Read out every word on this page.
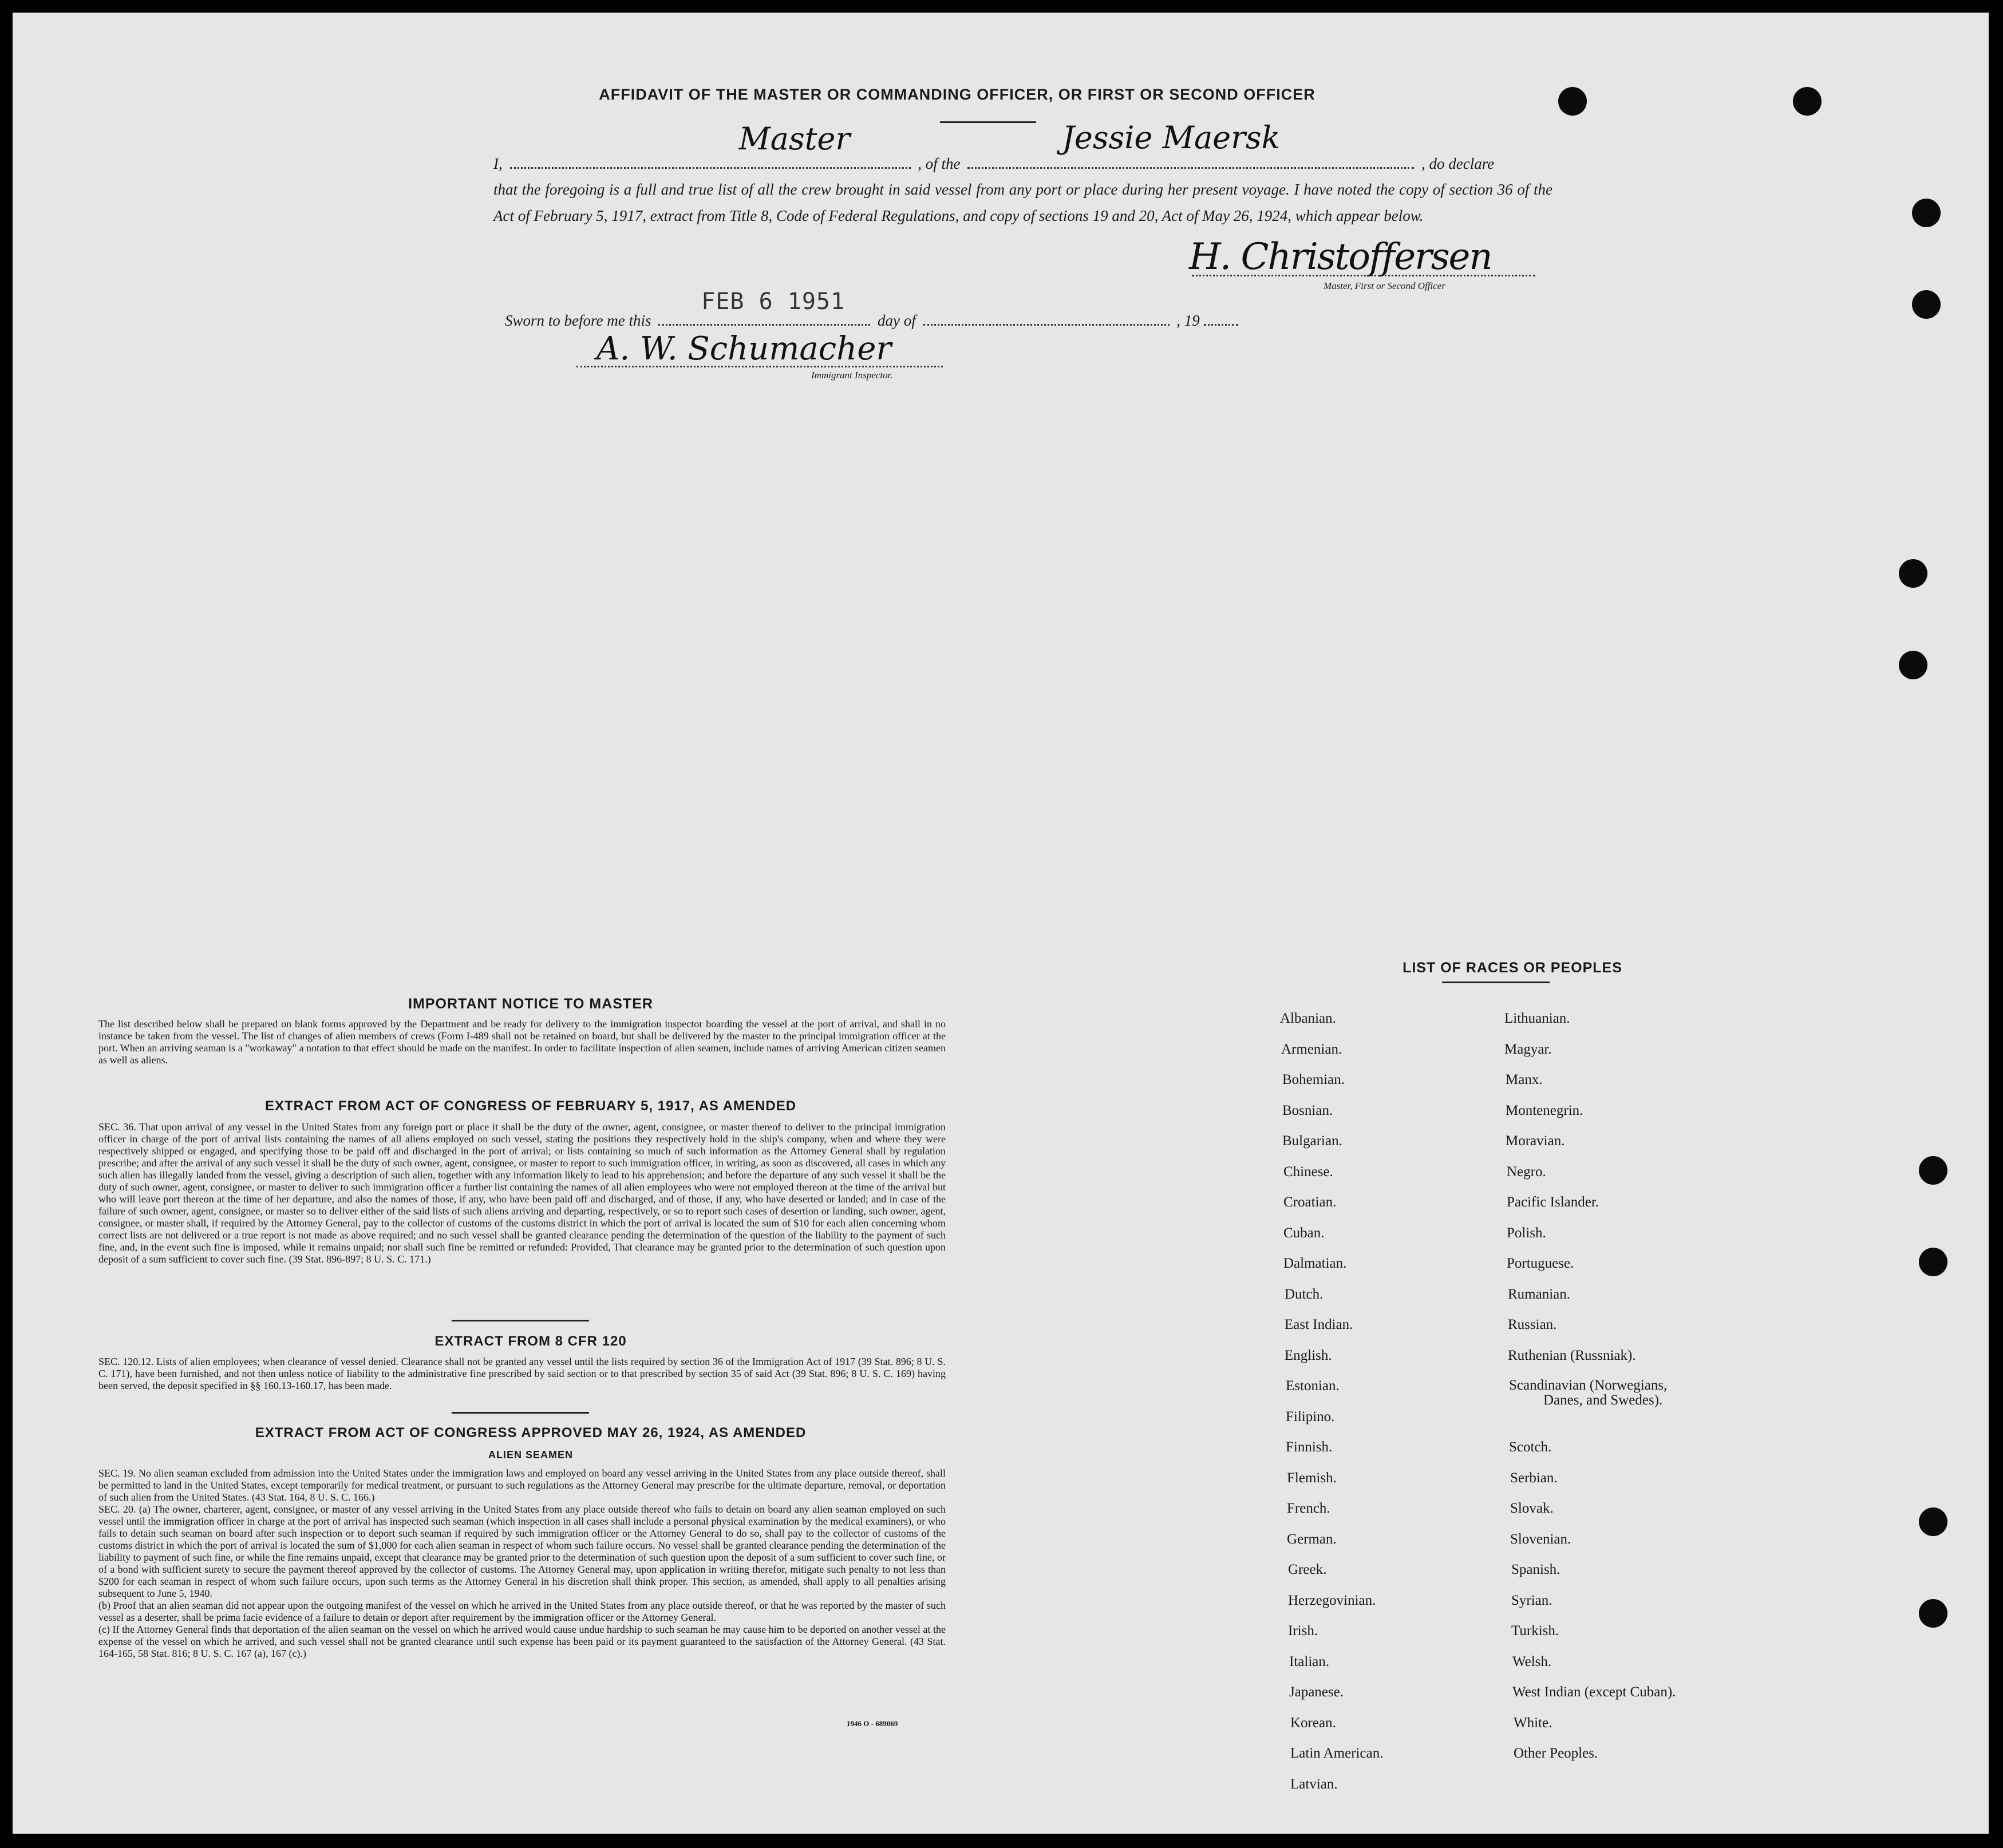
AFFIDAVIT OF THE MASTER OR COMMANDING OFFICER, OR FIRST OR SECOND OFFICER
I,
Master
, of the
Jessie Maersk
, do declare
that the foregoing is a full and true list of all the crew brought in said vessel from any port or place during her present voyage. I have noted the copy of section 36 of the Act of February 5, 1917, extract from Title 8, Code of Federal Regulations, and copy of sections 19 and 20, Act of May 26, 1924, which appear below.
H. Christoffersen
Master, First or Second Officer
Sworn to before me this
FEB 6 1951
day of	, 19
A. W. Schumacher
Immigrant Inspector.
IMPORTANT NOTICE TO MASTER
The list described below shall be prepared on blank forms approved by the Department and be ready for delivery to the immigration inspector boarding the vessel at the port of arrival, and shall in no instance be taken from the vessel. The list of changes of alien members of crews (Form I-489 shall not be retained on board, but shall be delivered by the master to the principal immigration officer at the port. When an arriving seaman is a "workaway" a notation to that effect should be made on the manifest. In order to facilitate inspection of alien seamen, include names of arriving American citizen seamen as well as aliens.
EXTRACT FROM ACT OF CONGRESS OF FEBRUARY 5, 1917, AS AMENDED
SEC. 36. That upon arrival of any vessel in the United States from any foreign port or place it shall be the duty of the owner, agent, consignee, or master thereof to deliver to the principal immigration officer in charge of the port of arrival lists containing the names of all aliens employed on such vessel, stating the positions they respectively hold in the ship's company, when and where they were respectively shipped or engaged, and specifying those to be paid off and discharged in the port of arrival; or lists containing so much of such information as the Attorney General shall by regulation prescribe; and after the arrival of any such vessel it shall be the duty of such owner, agent, consignee, or master to report to such immigration officer, in writing, as soon as discovered, all cases in which any such alien has illegally landed from the vessel, giving a description of such alien, together with any information likely to lead to his apprehension; and before the departure of any such vessel it shall be the duty of such owner, agent, consignee, or master to deliver to such immigration officer a further list containing the names of all alien employees who were not employed thereon at the time of the arrival but who will leave port thereon at the time of her departure, and also the names of those, if any, who have been paid off and discharged, and of those, if any, who have deserted or landed; and in case of the failure of such owner, agent, consignee, or master so to deliver either of the said lists of such aliens arriving and departing, respectively, or so to report such cases of desertion or landing, such owner, agent, consignee, or master shall, if required by the Attorney General, pay to the collector of customs of the customs district in which the port of arrival is located the sum of $10 for each alien concerning whom correct lists are not delivered or a true report is not made as above required; and no such vessel shall be granted clearance pending the determination of the question of the liability to the payment of such fine, and, in the event such fine is imposed, while it remains unpaid; nor shall such fine be remitted or refunded: Provided, That clearance may be granted prior to the determination of such question upon deposit of a sum sufficient to cover such fine. (39 Stat. 896-897; 8 U. S. C. 171.)
EXTRACT FROM 8 CFR 120
SEC. 120.12. Lists of alien employees; when clearance of vessel denied. Clearance shall not be granted any vessel until the lists required by section 36 of the Immigration Act of 1917 (39 Stat. 896; 8 U. S. C. 171), have been furnished, and not then unless notice of liability to the administrative fine prescribed by said section or to that prescribed by section 35 of said Act (39 Stat. 896; 8 U. S. C. 169) having been served, the deposit specified in §§ 160.13-160.17, has been made.
EXTRACT FROM ACT OF CONGRESS APPROVED MAY 26, 1924, AS AMENDED
ALIEN SEAMEN
SEC. 19. No alien seaman excluded from admission into the United States under the immigration laws and employed on board any vessel arriving in the United States from any place outside thereof, shall be permitted to land in the United States, except temporarily for medical treatment, or pursuant to such regulations as the Attorney General may prescribe for the ultimate departure, removal, or deportation of such alien from the United States. (43 Stat. 164, 8 U. S. C. 166.)
SEC. 20. (a) The owner, charterer, agent, consignee, or master of any vessel arriving in the United States from any place outside thereof who fails to detain on board any alien seaman employed on such vessel until the immigration officer in charge at the port of arrival has inspected such seaman (which inspection in all cases shall include a personal physical examination by the medical examiners), or who fails to detain such seaman on board after such inspection or to deport such seaman if required by such immigration officer or the Attorney General to do so, shall pay to the collector of customs of the customs district in which the port of arrival is located the sum of $1,000 for each alien seaman in respect of whom such failure occurs. No vessel shall be granted clearance pending the determination of the liability to payment of such fine, or while the fine remains unpaid, except that clearance may be granted prior to the determination of such question upon the deposit of a sum sufficient to cover such fine, or of a bond with sufficient surety to secure the payment thereof approved by the collector of customs. The Attorney General may, upon application in writing therefor, mitigate such penalty to not less than $200 for each seaman in respect of whom such failure occurs, upon such terms as the Attorney General in his discretion shall think proper. This section, as amended, shall apply to all penalties arising subsequent to June 5, 1940.
(b) Proof that an alien seaman did not appear upon the outgoing manifest of the vessel on which he arrived in the United States from any place outside thereof, or that he was reported by the master of such vessel as a deserter, shall be prima facie evidence of a failure to detain or deport after requirement by the immigration officer or the Attorney General.
(c) If the Attorney General finds that deportation of the alien seaman on the vessel on which he arrived would cause undue hardship to such seaman he may cause him to be deported on another vessel at the expense of the vessel on which he arrived, and such vessel shall not be granted clearance until such expense has been paid or its payment guaranteed to the satisfaction of the Attorney General. (43 Stat. 164-165, 58 Stat. 816; 8 U. S. C. 167 (a), 167 (c).)
1946 O - 689069
LIST OF RACES OR PEOPLES
Albanian.
Armenian.
Bohemian.
Bosnian.
Bulgarian.
Chinese.
Croatian.
Cuban.
Dalmatian.
Dutch.
East Indian.
English.
Estonian.
Filipino.
Finnish.
Flemish.
French.
German.
Greek.
Herzegovinian.
Irish.
Italian.
Japanese.
Korean.
Latin American.
Latvian.
Lithuanian.
Magyar.
Manx.
Montenegrin.
Moravian.
Negro.
Pacific Islander.
Polish.
Portuguese.
Rumanian.
Russian.
Ruthenian (Russniak).
Scandinavian (Norwegians,
Danes, and Swedes).
Scotch.
Serbian.
Slovak.
Slovenian.
Spanish.
Syrian.
Turkish.
Welsh.
West Indian (except Cuban).
White.
Other Peoples.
━━━━━━━━━━━━━━━━
- Exercise requirements
Transcribe the material exactly, keeping every word and none of the pictures.

- Response to the task
Read out every word on this page.
AFFIDAVIT OF THE MASTER OR COMMANDING OFFICER, OR FIRST OR SECOND OFFICER
I,
Master
, of the
Jessie Maersk
, do declare
that the foregoing is a full and true list of all the crew brought in said vessel from any port or place during her present voyage. I have noted the copy of section 36 of the Act of February 5, 1917, extract from Title 8, Code of Federal Regulations, and copy of sections 19 and 20, Act of May 26, 1924, which appear below.
H. Christoffersen
Master, First or Second Officer
Sworn to before me this
FEB 6 1951
day of	, 19
A. W. Schumacher
Immigrant Inspector.
IMPORTANT NOTICE TO MASTER
The list described below shall be prepared on blank forms approved by the Department and be ready for delivery to the immigration inspector boarding the vessel at the port of arrival, and shall in no instance be taken from the vessel. The list of changes of alien members of crews (Form I-489 shall not be retained on board, but shall be delivered by the master to the principal immigration officer at the port. When an arriving seaman is a "workaway" a notation to that effect should be made on the manifest. In order to facilitate inspection of alien seamen, include names of arriving American citizen seamen as well as aliens.
EXTRACT FROM ACT OF CONGRESS OF FEBRUARY 5, 1917, AS AMENDED
SEC. 36. That upon arrival of any vessel in the United States from any foreign port or place it shall be the duty of the owner, agent, consignee, or master thereof to deliver to the principal immigration officer in charge of the port of arrival lists containing the names of all aliens employed on such vessel, stating the positions they respectively hold in the ship's company, when and where they were respectively shipped or engaged, and specifying those to be paid off and discharged in the port of arrival; or lists containing so much of such information as the Attorney General shall by regulation prescribe; and after the arrival of any such vessel it shall be the duty of such owner, agent, consignee, or master to report to such immigration officer, in writing, as soon as discovered, all cases in which any such alien has illegally landed from the vessel, giving a description of such alien, together with any information likely to lead to his apprehension; and before the departure of any such vessel it shall be the duty of such owner, agent, consignee, or master to deliver to such immigration officer a further list containing the names of all alien employees who were not employed thereon at the time of the arrival but who will leave port thereon at the time of her departure, and also the names of those, if any, who have been paid off and discharged, and of those, if any, who have deserted or landed; and in case of the failure of such owner, agent, consignee, or master so to deliver either of the said lists of such aliens arriving and departing, respectively, or so to report such cases of desertion or landing, such owner, agent, consignee, or master shall, if required by the Attorney General, pay to the collector of customs of the customs district in which the port of arrival is located the sum of $10 for each alien concerning whom correct lists are not delivered or a true report is not made as above required; and no such vessel shall be granted clearance pending the determination of the question of the liability to the payment of such fine, and, in the event such fine is imposed, while it remains unpaid; nor shall such fine be remitted or refunded: Provided, That clearance may be granted prior to the determination of such question upon deposit of a sum sufficient to cover such fine. (39 Stat. 896-897; 8 U. S. C. 171.)
EXTRACT FROM 8 CFR 120
SEC. 120.12. Lists of alien employees; when clearance of vessel denied. Clearance shall not be granted any vessel until the lists required by section 36 of the Immigration Act of 1917 (39 Stat. 896; 8 U. S. C. 171), have been furnished, and not then unless notice of liability to the administrative fine prescribed by said section or to that prescribed by section 35 of said Act (39 Stat. 896; 8 U. S. C. 169) having been served, the deposit specified in §§ 160.13-160.17, has been made.
EXTRACT FROM ACT OF CONGRESS APPROVED MAY 26, 1924, AS AMENDED
ALIEN SEAMEN
SEC. 19. No alien seaman excluded from admission into the United States under the immigration laws and employed on board any vessel arriving in the United States from any place outside thereof, shall be permitted to land in the United States, except temporarily for medical treatment, or pursuant to such regulations as the Attorney General may prescribe for the ultimate departure, removal, or deportation of such alien from the United States. (43 Stat. 164, 8 U. S. C. 166.)
SEC. 20. (a) The owner, charterer, agent, consignee, or master of any vessel arriving in the United States from any place outside thereof who fails to detain on board any alien seaman employed on such vessel until the immigration officer in charge at the port of arrival has inspected such seaman (which inspection in all cases shall include a personal physical examination by the medical examiners), or who fails to detain such seaman on board after such inspection or to deport such seaman if required by such immigration officer or the Attorney General to do so, shall pay to the collector of customs of the customs district in which the port of arrival is located the sum of $1,000 for each alien seaman in respect of whom such failure occurs. No vessel shall be granted clearance pending the determination of the liability to payment of such fine, or while the fine remains unpaid, except that clearance may be granted prior to the determination of such question upon the deposit of a sum sufficient to cover such fine, or of a bond with sufficient surety to secure the payment thereof approved by the collector of customs. The Attorney General may, upon application in writing therefor, mitigate such penalty to not less than $200 for each seaman in respect of whom such failure occurs, upon such terms as the Attorney General in his discretion shall think proper. This section, as amended, shall apply to all penalties arising subsequent to June 5, 1940.
(b) Proof that an alien seaman did not appear upon the outgoing manifest of the vessel on which he arrived in the United States from any place outside thereof, or that he was reported by the master of such vessel as a deserter, shall be prima facie evidence of a failure to detain or deport after requirement by the immigration officer or the Attorney General.
(c) If the Attorney General finds that deportation of the alien seaman on the vessel on which he arrived would cause undue hardship to such seaman he may cause him to be deported on another vessel at the expense of the vessel on which he arrived, and such vessel shall not be granted clearance until such expense has been paid or its payment guaranteed to the satisfaction of the Attorney General. (43 Stat. 164-165, 58 Stat. 816; 8 U. S. C. 167 (a), 167 (c).)
1946 O - 689069
LIST OF RACES OR PEOPLES
Albanian.
Armenian.
Bohemian.
Bosnian.
Bulgarian.
Chinese.
Croatian.
Cuban.
Dalmatian.
Dutch.
East Indian.
English.
Estonian.
Filipino.
Finnish.
Flemish.
French.
German.
Greek.
Herzegovinian.
Irish.
Italian.
Japanese.
Korean.
Latin American.
Latvian.
Lithuanian.
Magyar.
Manx.
Montenegrin.
Moravian.
Negro.
Pacific Islander.
Polish.
Portuguese.
Rumanian.
Russian.
Ruthenian (Russniak).
Scandinavian (Norwegians,
Danes, and Swedes).
Scotch.
Serbian.
Slovak.
Slovenian.
Spanish.
Syrian.
Turkish.
Welsh.
West Indian (except Cuban).
White.
Other Peoples.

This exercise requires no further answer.